Chart and figure data:
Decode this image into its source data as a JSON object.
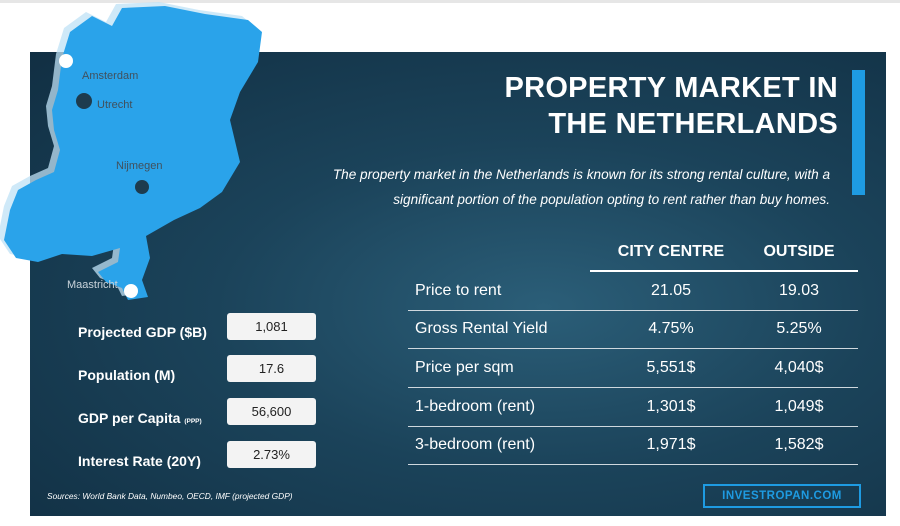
{
  "title_line1": "PROPERTY MARKET IN",
  "title_line2": "THE NETHERLANDS",
  "intro_line1": "The property market in the Netherlands is known for its strong rental culture, with a",
  "intro_line2": "significant portion of the population opting to rent rather than buy homes.",
  "map": {
    "country": "Netherlands",
    "cities": [
      "Amsterdam",
      "Utrecht",
      "Nijmegen",
      "Maastricht"
    ]
  },
  "table": {
    "columns": [
      "CITY CENTRE",
      "OUTSIDE"
    ],
    "rows": [
      {
        "label": "Price to rent",
        "city_centre": "21.05",
        "outside": "19.03"
      },
      {
        "label": "Gross Rental Yield",
        "city_centre": "4.75%",
        "outside": "5.25%"
      },
      {
        "label": "Price per sqm",
        "city_centre": "5,551$",
        "outside": "4,040$"
      },
      {
        "label": "1-bedroom (rent)",
        "city_centre": "1,301$",
        "outside": "1,049$"
      },
      {
        "label": "3-bedroom (rent)",
        "city_centre": "1,971$",
        "outside": "1,582$"
      }
    ]
  },
  "stats": [
    {
      "label": "Projected GDP ($B)",
      "suffix": "",
      "value": "1,081"
    },
    {
      "label": "Population (M)",
      "suffix": "",
      "value": "17.6"
    },
    {
      "label": "GDP per Capita",
      "suffix": "(PPP)",
      "value": "56,600"
    },
    {
      "label": "Interest Rate (20Y)",
      "suffix": "",
      "value": "2.73%"
    }
  ],
  "sources": "Sources:  World Bank Data, Numbeo, OECD, IMF (projected GDP)",
  "brand": "INVESTROPAN.COM",
  "colors": {
    "accent": "#1e9be2",
    "map": "#2aa3ea",
    "background": "#1b435a"
  }
}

(Exercise) The data should be printed again unchanged; leave its pictures out.

(Exercise solution)
Decode this image into its source data as a JSON object.
{
  "title_line1": "PROPERTY MARKET IN",
  "title_line2": "THE NETHERLANDS",
  "intro_line1": "The property market in the Netherlands is known for its strong rental culture, with a",
  "intro_line2": "significant portion of the population opting to rent rather than buy homes.",
  "map": {
    "country": "Netherlands",
    "cities": [
      "Amsterdam",
      "Utrecht",
      "Nijmegen",
      "Maastricht"
    ]
  },
  "table": {
    "columns": [
      "CITY CENTRE",
      "OUTSIDE"
    ],
    "rows": [
      {
        "label": "Price to rent",
        "city_centre": "21.05",
        "outside": "19.03"
      },
      {
        "label": "Gross Rental Yield",
        "city_centre": "4.75%",
        "outside": "5.25%"
      },
      {
        "label": "Price per sqm",
        "city_centre": "5,551$",
        "outside": "4,040$"
      },
      {
        "label": "1-bedroom (rent)",
        "city_centre": "1,301$",
        "outside": "1,049$"
      },
      {
        "label": "3-bedroom (rent)",
        "city_centre": "1,971$",
        "outside": "1,582$"
      }
    ]
  },
  "stats": [
    {
      "label": "Projected GDP ($B)",
      "suffix": "",
      "value": "1,081"
    },
    {
      "label": "Population (M)",
      "suffix": "",
      "value": "17.6"
    },
    {
      "label": "GDP per Capita",
      "suffix": "(PPP)",
      "value": "56,600"
    },
    {
      "label": "Interest Rate (20Y)",
      "suffix": "",
      "value": "2.73%"
    }
  ],
  "sources": "Sources:  World Bank Data, Numbeo, OECD, IMF (projected GDP)",
  "brand": "INVESTROPAN.COM",
  "colors": {
    "accent": "#1e9be2",
    "map": "#2aa3ea",
    "background": "#1b435a"
  }
}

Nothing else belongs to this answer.